Data entries:
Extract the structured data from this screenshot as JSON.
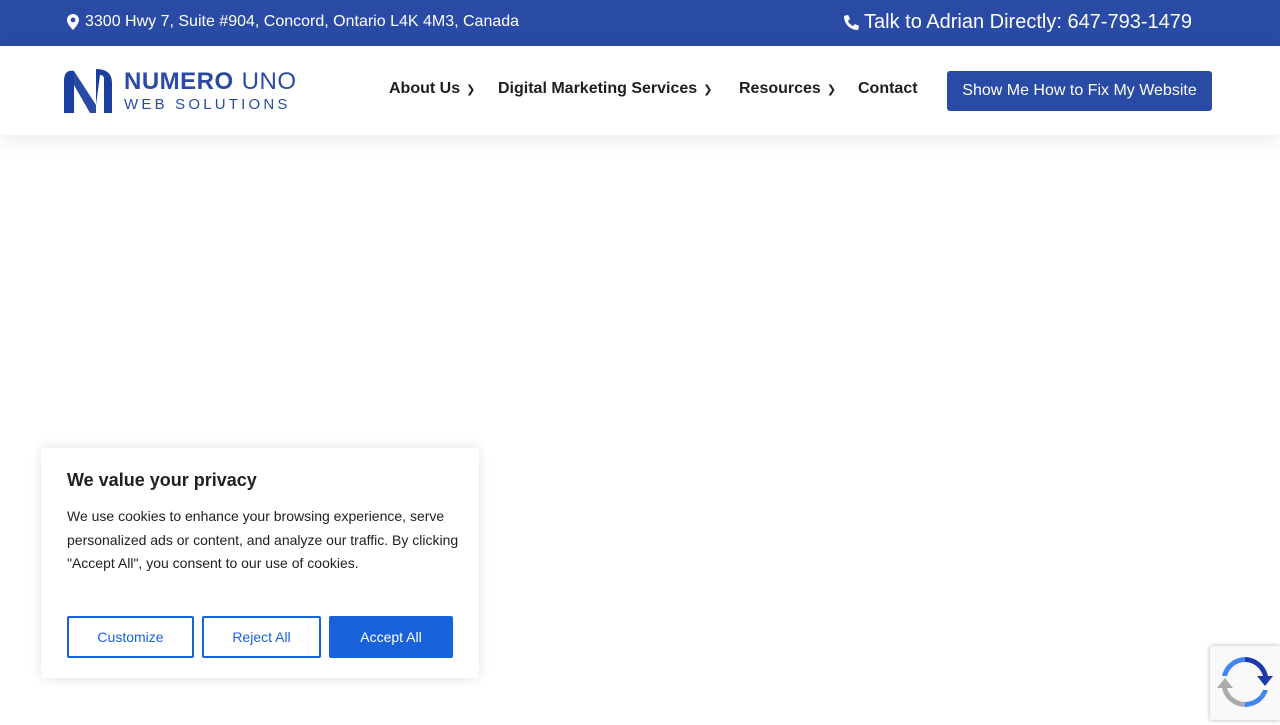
{
  "topbar": {
    "address": "3300 Hwy 7, Suite #904, Concord, Ontario L4K 4M3, Canada",
    "phone_text": "Talk to Adrian Directly: 647-793-1479",
    "address_icon": "map-marker-icon",
    "phone_icon": "phone-icon"
  },
  "logo": {
    "line1": "NUMERO",
    "line1b": "UNO",
    "line2": "WEB SOLUTIONS"
  },
  "nav": {
    "about": "About Us",
    "services": "Digital Marketing Services",
    "resources": "Resources",
    "contact": "Contact",
    "cta": "Show Me How to Fix My Website"
  },
  "cookie": {
    "title": "We value your privacy",
    "body": "We use cookies to enhance your browsing experience, serve personalized ads or content, and analyze our traffic. By clicking \"Accept All\", you consent to our use of cookies.",
    "customize": "Customize",
    "reject": "Reject All",
    "accept": "Accept All"
  },
  "colors": {
    "brand": "#2a4ba5",
    "cookie_accent": "#1863dc"
  }
}
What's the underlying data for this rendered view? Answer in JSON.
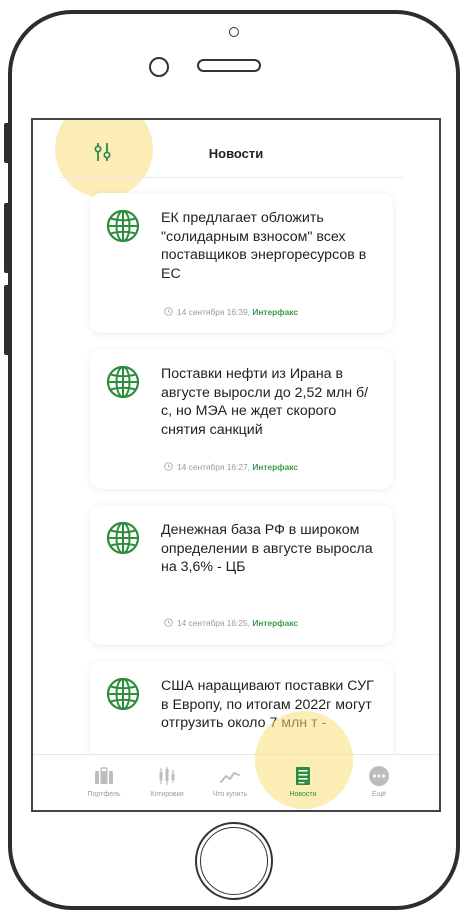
{
  "screen": {
    "title": "Новости",
    "news": [
      {
        "headline": "ЕК предлагает обложить \"солидарным взносом\" всех поставщиков энергоресурсов в ЕС",
        "time": "14 сентября 16:39",
        "source": "Интерфакс"
      },
      {
        "headline": "Поставки нефти из Ирана в августе выросли до 2,52 млн б/с, но МЭА не ждет скорого снятия санкций",
        "time": "14 сентября 16:27",
        "source": "Интерфакс"
      },
      {
        "headline": "Денежная база РФ в широком определении в августе выросла на 3,6% - ЦБ",
        "time": "14 сентября 16:25",
        "source": "Интерфакс"
      },
      {
        "headline": "США наращивают поставки СУГ в Европу, по итогам 2022г могут отгрузить около 7 млн т -",
        "time": "",
        "source": ""
      }
    ],
    "tabs": [
      {
        "label": "Портфель",
        "icon": "briefcase-icon",
        "active": false
      },
      {
        "label": "Котировки",
        "icon": "candlestick-icon",
        "active": false
      },
      {
        "label": "Что купить",
        "icon": "trend-icon",
        "active": false
      },
      {
        "label": "Новости",
        "icon": "newspaper-icon",
        "active": true
      },
      {
        "label": "Ещё",
        "icon": "more-icon",
        "active": false
      }
    ]
  },
  "colors": {
    "accent_green": "#2d8d3c",
    "source_green": "#3e9b4c",
    "highlight": "#fadc78",
    "frame": "#2e2e2e"
  }
}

Aim: Pictures are not part of the copy; reproduce everything else in the records exactly.

Solved problem:
Extract the structured data from this screenshot as JSON.
{
  "topbar": {
    "address": "3300 Hwy 7, Suite #904, Concord, Ontario L4K 4M3, Canada",
    "phone_text": "Talk to Adrian Directly: 647-793-1479",
    "address_icon": "map-marker-icon",
    "phone_icon": "phone-icon"
  },
  "logo": {
    "line1": "NUMERO",
    "line1b": "UNO",
    "line2": "WEB SOLUTIONS"
  },
  "nav": {
    "about": "About Us",
    "services": "Digital Marketing Services",
    "resources": "Resources",
    "contact": "Contact",
    "cta": "Show Me How to Fix My Website"
  },
  "cookie": {
    "title": "We value your privacy",
    "body": "We use cookies to enhance your browsing experience, serve personalized ads or content, and analyze our traffic. By clicking \"Accept All\", you consent to our use of cookies.",
    "customize": "Customize",
    "reject": "Reject All",
    "accept": "Accept All"
  },
  "colors": {
    "brand": "#2a4ba5",
    "cookie_accent": "#1863dc"
  }
}
What's the underlying data for this rendered view? Answer in JSON.
{
  "screen": {
    "title": "Новости",
    "news": [
      {
        "headline": "ЕК предлагает обложить \"солидарным взносом\" всех поставщиков энергоресурсов в ЕС",
        "time": "14 сентября 16:39",
        "source": "Интерфакс"
      },
      {
        "headline": "Поставки нефти из Ирана в августе выросли до 2,52 млн б/с, но МЭА не ждет скорого снятия санкций",
        "time": "14 сентября 16:27",
        "source": "Интерфакс"
      },
      {
        "headline": "Денежная база РФ в широком определении в августе выросла на 3,6% - ЦБ",
        "time": "14 сентября 16:25",
        "source": "Интерфакс"
      },
      {
        "headline": "США наращивают поставки СУГ в Европу, по итогам 2022г могут отгрузить около 7 млн т -",
        "time": "",
        "source": ""
      }
    ],
    "tabs": [
      {
        "label": "Портфель",
        "icon": "briefcase-icon",
        "active": false
      },
      {
        "label": "Котировки",
        "icon": "candlestick-icon",
        "active": false
      },
      {
        "label": "Что купить",
        "icon": "trend-icon",
        "active": false
      },
      {
        "label": "Новости",
        "icon": "newspaper-icon",
        "active": true
      },
      {
        "label": "Ещё",
        "icon": "more-icon",
        "active": false
      }
    ]
  },
  "colors": {
    "accent_green": "#2d8d3c",
    "source_green": "#3e9b4c",
    "highlight": "#fadc78",
    "frame": "#2e2e2e"
  }
}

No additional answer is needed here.